抜き出した文章 |
_ _ _ _ _

表面処理を手掛ける㈱ケディカ(仙台市泉区・三浦智成代表取締役)は、歯科医院などで使用する医療器具向けの高性能洗浄液「歯科用アルカリ性洗浄液 ケディクリーンTZK」を東北大学と共同で開発、販売を開始した。

同製品は、19年1月に宮城県内の優れた工業製品を認定する第11回「みやぎ優れMONO」に認定をうけたばかり。また同社は、19年1月に産業の発展、地域経済の活性化に対する貢献で選ばれる「富県宮城グランプリ」も受賞した。

新製品の「ケディクリーンTZK」は、アルカリ性の高性能洗浄液で、たんぱく質の汚れと、治療用歯科セメントを同時に除去できるのが最大の特徴。予備洗浄が不要で、濃度を薄めて調整し、超音波洗浄を行う。

_ _ _ _ _

与えられたデータ |
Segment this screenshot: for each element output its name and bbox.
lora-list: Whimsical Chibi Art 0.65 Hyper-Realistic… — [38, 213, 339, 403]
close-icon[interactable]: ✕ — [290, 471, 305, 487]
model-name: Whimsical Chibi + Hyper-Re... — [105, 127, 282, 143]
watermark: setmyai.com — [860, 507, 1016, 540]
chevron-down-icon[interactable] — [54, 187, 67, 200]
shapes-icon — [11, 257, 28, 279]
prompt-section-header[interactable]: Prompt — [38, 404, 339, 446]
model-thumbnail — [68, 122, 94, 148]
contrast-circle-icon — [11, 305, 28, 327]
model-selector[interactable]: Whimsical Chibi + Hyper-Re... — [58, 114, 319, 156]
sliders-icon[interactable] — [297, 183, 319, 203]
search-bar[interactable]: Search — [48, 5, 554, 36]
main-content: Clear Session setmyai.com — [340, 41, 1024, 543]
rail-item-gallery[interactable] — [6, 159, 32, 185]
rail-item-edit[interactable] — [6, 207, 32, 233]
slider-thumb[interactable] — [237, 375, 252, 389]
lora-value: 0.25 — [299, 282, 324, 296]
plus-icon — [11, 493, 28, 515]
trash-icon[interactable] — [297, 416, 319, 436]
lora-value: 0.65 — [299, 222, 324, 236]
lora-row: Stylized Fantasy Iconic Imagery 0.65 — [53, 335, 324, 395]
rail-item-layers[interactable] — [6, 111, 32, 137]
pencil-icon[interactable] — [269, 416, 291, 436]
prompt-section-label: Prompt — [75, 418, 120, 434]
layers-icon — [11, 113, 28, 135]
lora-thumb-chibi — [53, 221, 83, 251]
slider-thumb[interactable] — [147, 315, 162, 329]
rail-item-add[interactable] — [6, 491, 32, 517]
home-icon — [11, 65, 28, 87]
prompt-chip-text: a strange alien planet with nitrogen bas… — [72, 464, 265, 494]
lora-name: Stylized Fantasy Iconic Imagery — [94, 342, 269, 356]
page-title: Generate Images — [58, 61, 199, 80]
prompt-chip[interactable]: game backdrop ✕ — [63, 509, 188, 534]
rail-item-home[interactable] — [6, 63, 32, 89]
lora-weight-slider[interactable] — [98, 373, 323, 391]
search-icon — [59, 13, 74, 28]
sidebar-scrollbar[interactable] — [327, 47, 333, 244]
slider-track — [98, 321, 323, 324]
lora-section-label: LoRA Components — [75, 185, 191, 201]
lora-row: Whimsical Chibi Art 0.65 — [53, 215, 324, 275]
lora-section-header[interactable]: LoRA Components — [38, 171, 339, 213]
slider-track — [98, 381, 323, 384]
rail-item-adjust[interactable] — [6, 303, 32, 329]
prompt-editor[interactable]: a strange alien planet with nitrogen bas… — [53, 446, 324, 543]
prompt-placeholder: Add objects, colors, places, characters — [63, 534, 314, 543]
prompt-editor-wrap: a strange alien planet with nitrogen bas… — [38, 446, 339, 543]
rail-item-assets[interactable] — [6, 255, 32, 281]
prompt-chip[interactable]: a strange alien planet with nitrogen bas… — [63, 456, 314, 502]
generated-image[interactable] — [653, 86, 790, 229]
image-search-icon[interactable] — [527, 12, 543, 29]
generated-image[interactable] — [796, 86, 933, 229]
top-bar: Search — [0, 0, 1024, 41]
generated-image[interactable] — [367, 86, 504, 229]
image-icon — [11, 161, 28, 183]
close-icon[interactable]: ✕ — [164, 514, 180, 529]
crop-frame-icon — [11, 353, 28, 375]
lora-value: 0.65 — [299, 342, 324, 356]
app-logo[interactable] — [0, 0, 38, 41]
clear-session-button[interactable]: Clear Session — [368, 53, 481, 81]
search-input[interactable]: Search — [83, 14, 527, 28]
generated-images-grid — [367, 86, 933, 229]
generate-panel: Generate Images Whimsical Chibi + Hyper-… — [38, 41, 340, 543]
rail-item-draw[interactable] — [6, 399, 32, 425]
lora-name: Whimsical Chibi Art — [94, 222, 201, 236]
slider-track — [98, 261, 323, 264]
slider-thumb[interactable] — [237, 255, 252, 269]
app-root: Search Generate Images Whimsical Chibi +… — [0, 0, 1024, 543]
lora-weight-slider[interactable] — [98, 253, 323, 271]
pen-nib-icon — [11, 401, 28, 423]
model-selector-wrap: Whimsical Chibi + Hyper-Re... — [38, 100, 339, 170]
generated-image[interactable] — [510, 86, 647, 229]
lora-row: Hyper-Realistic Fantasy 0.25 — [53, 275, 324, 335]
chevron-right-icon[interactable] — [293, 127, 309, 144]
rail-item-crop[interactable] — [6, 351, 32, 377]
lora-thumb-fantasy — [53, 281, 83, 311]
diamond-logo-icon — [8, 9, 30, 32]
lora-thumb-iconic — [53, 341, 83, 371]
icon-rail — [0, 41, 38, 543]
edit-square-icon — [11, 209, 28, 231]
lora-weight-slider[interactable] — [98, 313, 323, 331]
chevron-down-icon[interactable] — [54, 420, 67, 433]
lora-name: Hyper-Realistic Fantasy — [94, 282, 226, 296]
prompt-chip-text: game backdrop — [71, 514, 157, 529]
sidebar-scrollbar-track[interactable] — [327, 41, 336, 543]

_ _ _ _ _

やること |
[A] 抜き出した文章によると、「ケディクリーンTZK」のいちばんの特徴は何ですか。
[B] 抜き出した文章のうち、「同製品は、19年1月に宮城県」で始まって「て調整し、超音波洗浄を行う。」まで続く部分を、そのまま書き写してください。

答え |
[A] たんぱく質の汚れと治療用歯科セメントを同時に落とせることです。

[B]
同製品は、19年1月に宮城県内の優れた工業製品を認定する第11回「みやぎ優れMONO」に認定をうけたばかり。また同社は、19年1月に産業の発展、地域経済の活性化に対する貢献で選ばれる「富県宮城グランプリ」も受賞した。

新製品の「ケディクリーンTZK」は、アルカリ性の高性能洗浄液で、たんぱく質の汚れと、治療用歯科セメントを同時に除去できるのが最大の特徴。予備洗浄が不要で、濃度を薄めて調整し、超音波洗浄を行う。